DATASET EXTRACT ▸
** start **
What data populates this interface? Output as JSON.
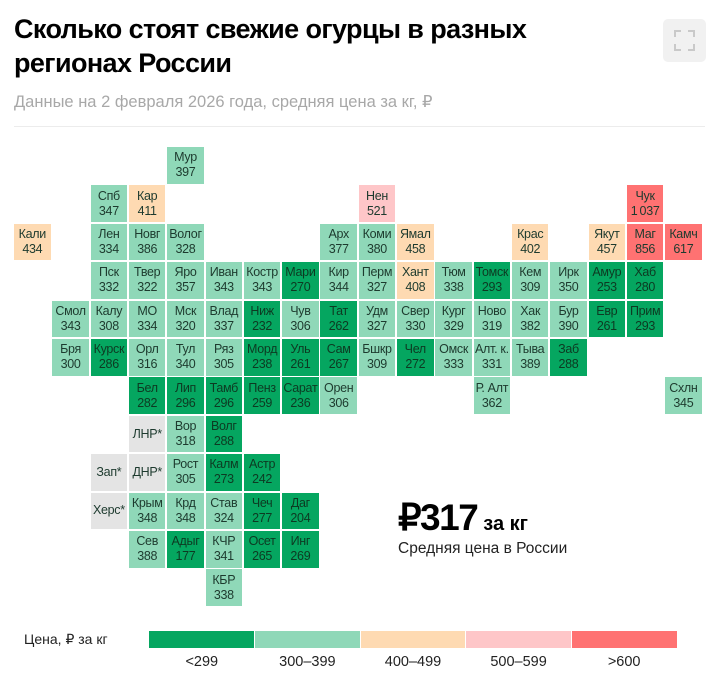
{
  "header": {
    "title": "Сколько стоят свежие огурцы в разных регионах России",
    "subtitle": "Данные на 2 февраля 2026 года, средняя цена за кг, ₽",
    "fullscreen_icon": "fullscreen-icon"
  },
  "summary": {
    "value": "₽317",
    "unit": "за кг",
    "caption": "Средняя цена в России"
  },
  "legend": {
    "title": "Цена, ₽ за кг",
    "bins": [
      {
        "label": "<299",
        "color": "#05a660"
      },
      {
        "label": "300–399",
        "color": "#8fd8b8"
      },
      {
        "label": "400–499",
        "color": "#fedab2"
      },
      {
        "label": "500–599",
        "color": "#fec6c8"
      },
      {
        "label": ">600",
        "color": "#ff7272"
      }
    ],
    "no_data_color": "#e4e4e4"
  },
  "chart_data": {
    "type": "tile-map",
    "title": "Сколько стоят свежие огурцы в разных регионах России",
    "unit": "₽ за кг",
    "regions": [
      {
        "name": "Мур",
        "value": 397
      },
      {
        "name": "Спб",
        "value": 347
      },
      {
        "name": "Кар",
        "value": 411
      },
      {
        "name": "Нен",
        "value": 521
      },
      {
        "name": "Чук",
        "value": 1037
      },
      {
        "name": "Кали",
        "value": 434
      },
      {
        "name": "Лен",
        "value": 334
      },
      {
        "name": "Новг",
        "value": 386
      },
      {
        "name": "Волог",
        "value": 328
      },
      {
        "name": "Арх",
        "value": 377
      },
      {
        "name": "Коми",
        "value": 380
      },
      {
        "name": "Ямал",
        "value": 458
      },
      {
        "name": "Крас",
        "value": 402
      },
      {
        "name": "Якут",
        "value": 457
      },
      {
        "name": "Маг",
        "value": 856
      },
      {
        "name": "Камч",
        "value": 617
      },
      {
        "name": "Пск",
        "value": 332
      },
      {
        "name": "Твер",
        "value": 322
      },
      {
        "name": "Яро",
        "value": 357
      },
      {
        "name": "Иван",
        "value": 343
      },
      {
        "name": "Костр",
        "value": 343
      },
      {
        "name": "Мари",
        "value": 270
      },
      {
        "name": "Кир",
        "value": 344
      },
      {
        "name": "Перм",
        "value": 327
      },
      {
        "name": "Хант",
        "value": 408
      },
      {
        "name": "Тюм",
        "value": 338
      },
      {
        "name": "Томск",
        "value": 293
      },
      {
        "name": "Кем",
        "value": 309
      },
      {
        "name": "Ирк",
        "value": 350
      },
      {
        "name": "Амур",
        "value": 253
      },
      {
        "name": "Хаб",
        "value": 280
      },
      {
        "name": "Смол",
        "value": 343
      },
      {
        "name": "Калу",
        "value": 308
      },
      {
        "name": "МО",
        "value": 334
      },
      {
        "name": "Мск",
        "value": 320
      },
      {
        "name": "Влад",
        "value": 337
      },
      {
        "name": "Ниж",
        "value": 232
      },
      {
        "name": "Чув",
        "value": 306
      },
      {
        "name": "Тат",
        "value": 262
      },
      {
        "name": "Удм",
        "value": 327
      },
      {
        "name": "Свер",
        "value": 330
      },
      {
        "name": "Кург",
        "value": 329
      },
      {
        "name": "Ново",
        "value": 319
      },
      {
        "name": "Хак",
        "value": 382
      },
      {
        "name": "Бур",
        "value": 390
      },
      {
        "name": "Евр",
        "value": 261
      },
      {
        "name": "Прим",
        "value": 293
      },
      {
        "name": "Бря",
        "value": 300
      },
      {
        "name": "Курск",
        "value": 286
      },
      {
        "name": "Орл",
        "value": 316
      },
      {
        "name": "Тул",
        "value": 340
      },
      {
        "name": "Ряз",
        "value": 305
      },
      {
        "name": "Морд",
        "value": 238
      },
      {
        "name": "Уль",
        "value": 261
      },
      {
        "name": "Сам",
        "value": 267
      },
      {
        "name": "Бшкр",
        "value": 309
      },
      {
        "name": "Чел",
        "value": 272
      },
      {
        "name": "Омск",
        "value": 333
      },
      {
        "name": "Алт. к.",
        "value": 331
      },
      {
        "name": "Тыва",
        "value": 389
      },
      {
        "name": "Заб",
        "value": 288
      },
      {
        "name": "Бел",
        "value": 282
      },
      {
        "name": "Лип",
        "value": 296
      },
      {
        "name": "Тамб",
        "value": 296
      },
      {
        "name": "Пенз",
        "value": 259
      },
      {
        "name": "Сарат",
        "value": 236
      },
      {
        "name": "Орен",
        "value": 306
      },
      {
        "name": "Р. Алт",
        "value": 362
      },
      {
        "name": "Схлн",
        "value": 345
      },
      {
        "name": "ЛНР*",
        "value": null
      },
      {
        "name": "Вор",
        "value": 318
      },
      {
        "name": "Волг",
        "value": 288
      },
      {
        "name": "Зап*",
        "value": null
      },
      {
        "name": "ДНР*",
        "value": null
      },
      {
        "name": "Рост",
        "value": 305
      },
      {
        "name": "Калм",
        "value": 273
      },
      {
        "name": "Астр",
        "value": 242
      },
      {
        "name": "Херс*",
        "value": null
      },
      {
        "name": "Крым",
        "value": 348
      },
      {
        "name": "Крд",
        "value": 348
      },
      {
        "name": "Став",
        "value": 324
      },
      {
        "name": "Чеч",
        "value": 277
      },
      {
        "name": "Даг",
        "value": 204
      },
      {
        "name": "Сев",
        "value": 388
      },
      {
        "name": "Адыг",
        "value": 177
      },
      {
        "name": "КЧР",
        "value": 341
      },
      {
        "name": "Осет",
        "value": 265
      },
      {
        "name": "Инг",
        "value": 269
      },
      {
        "name": "КБР",
        "value": 338
      }
    ]
  }
}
** end **
DESCRIPTION OF THE TASK ▸
Set the listing down in full and exactly. Pictures within it should not appear in the copy.

CORRECT RESULT ▸
What data populates this interface? Output as JSON.
{
  "header": {
    "title": "Сколько стоят свежие огурцы в разных регионах России",
    "subtitle": "Данные на 2 февраля 2026 года, средняя цена за кг, ₽",
    "fullscreen_icon": "fullscreen-icon"
  },
  "summary": {
    "value": "₽317",
    "unit": "за кг",
    "caption": "Средняя цена в России"
  },
  "legend": {
    "title": "Цена, ₽ за кг",
    "bins": [
      {
        "label": "<299",
        "color": "#05a660"
      },
      {
        "label": "300–399",
        "color": "#8fd8b8"
      },
      {
        "label": "400–499",
        "color": "#fedab2"
      },
      {
        "label": "500–599",
        "color": "#fec6c8"
      },
      {
        "label": ">600",
        "color": "#ff7272"
      }
    ],
    "no_data_color": "#e4e4e4"
  },
  "chart_data": {
    "type": "tile-map",
    "title": "Сколько стоят свежие огурцы в разных регионах России",
    "unit": "₽ за кг",
    "regions": [
      {
        "name": "Мур",
        "value": 397
      },
      {
        "name": "Спб",
        "value": 347
      },
      {
        "name": "Кар",
        "value": 411
      },
      {
        "name": "Нен",
        "value": 521
      },
      {
        "name": "Чук",
        "value": 1037
      },
      {
        "name": "Кали",
        "value": 434
      },
      {
        "name": "Лен",
        "value": 334
      },
      {
        "name": "Новг",
        "value": 386
      },
      {
        "name": "Волог",
        "value": 328
      },
      {
        "name": "Арх",
        "value": 377
      },
      {
        "name": "Коми",
        "value": 380
      },
      {
        "name": "Ямал",
        "value": 458
      },
      {
        "name": "Крас",
        "value": 402
      },
      {
        "name": "Якут",
        "value": 457
      },
      {
        "name": "Маг",
        "value": 856
      },
      {
        "name": "Камч",
        "value": 617
      },
      {
        "name": "Пск",
        "value": 332
      },
      {
        "name": "Твер",
        "value": 322
      },
      {
        "name": "Яро",
        "value": 357
      },
      {
        "name": "Иван",
        "value": 343
      },
      {
        "name": "Костр",
        "value": 343
      },
      {
        "name": "Мари",
        "value": 270
      },
      {
        "name": "Кир",
        "value": 344
      },
      {
        "name": "Перм",
        "value": 327
      },
      {
        "name": "Хант",
        "value": 408
      },
      {
        "name": "Тюм",
        "value": 338
      },
      {
        "name": "Томск",
        "value": 293
      },
      {
        "name": "Кем",
        "value": 309
      },
      {
        "name": "Ирк",
        "value": 350
      },
      {
        "name": "Амур",
        "value": 253
      },
      {
        "name": "Хаб",
        "value": 280
      },
      {
        "name": "Смол",
        "value": 343
      },
      {
        "name": "Калу",
        "value": 308
      },
      {
        "name": "МО",
        "value": 334
      },
      {
        "name": "Мск",
        "value": 320
      },
      {
        "name": "Влад",
        "value": 337
      },
      {
        "name": "Ниж",
        "value": 232
      },
      {
        "name": "Чув",
        "value": 306
      },
      {
        "name": "Тат",
        "value": 262
      },
      {
        "name": "Удм",
        "value": 327
      },
      {
        "name": "Свер",
        "value": 330
      },
      {
        "name": "Кург",
        "value": 329
      },
      {
        "name": "Ново",
        "value": 319
      },
      {
        "name": "Хак",
        "value": 382
      },
      {
        "name": "Бур",
        "value": 390
      },
      {
        "name": "Евр",
        "value": 261
      },
      {
        "name": "Прим",
        "value": 293
      },
      {
        "name": "Бря",
        "value": 300
      },
      {
        "name": "Курск",
        "value": 286
      },
      {
        "name": "Орл",
        "value": 316
      },
      {
        "name": "Тул",
        "value": 340
      },
      {
        "name": "Ряз",
        "value": 305
      },
      {
        "name": "Морд",
        "value": 238
      },
      {
        "name": "Уль",
        "value": 261
      },
      {
        "name": "Сам",
        "value": 267
      },
      {
        "name": "Бшкр",
        "value": 309
      },
      {
        "name": "Чел",
        "value": 272
      },
      {
        "name": "Омск",
        "value": 333
      },
      {
        "name": "Алт. к.",
        "value": 331
      },
      {
        "name": "Тыва",
        "value": 389
      },
      {
        "name": "Заб",
        "value": 288
      },
      {
        "name": "Бел",
        "value": 282
      },
      {
        "name": "Лип",
        "value": 296
      },
      {
        "name": "Тамб",
        "value": 296
      },
      {
        "name": "Пенз",
        "value": 259
      },
      {
        "name": "Сарат",
        "value": 236
      },
      {
        "name": "Орен",
        "value": 306
      },
      {
        "name": "Р. Алт",
        "value": 362
      },
      {
        "name": "Схлн",
        "value": 345
      },
      {
        "name": "ЛНР*",
        "value": null
      },
      {
        "name": "Вор",
        "value": 318
      },
      {
        "name": "Волг",
        "value": 288
      },
      {
        "name": "Зап*",
        "value": null
      },
      {
        "name": "ДНР*",
        "value": null
      },
      {
        "name": "Рост",
        "value": 305
      },
      {
        "name": "Калм",
        "value": 273
      },
      {
        "name": "Астр",
        "value": 242
      },
      {
        "name": "Херс*",
        "value": null
      },
      {
        "name": "Крым",
        "value": 348
      },
      {
        "name": "Крд",
        "value": 348
      },
      {
        "name": "Став",
        "value": 324
      },
      {
        "name": "Чеч",
        "value": 277
      },
      {
        "name": "Даг",
        "value": 204
      },
      {
        "name": "Сев",
        "value": 388
      },
      {
        "name": "Адыг",
        "value": 177
      },
      {
        "name": "КЧР",
        "value": 341
      },
      {
        "name": "Осет",
        "value": 265
      },
      {
        "name": "Инг",
        "value": 269
      },
      {
        "name": "КБР",
        "value": 338
      }
    ]
  }
}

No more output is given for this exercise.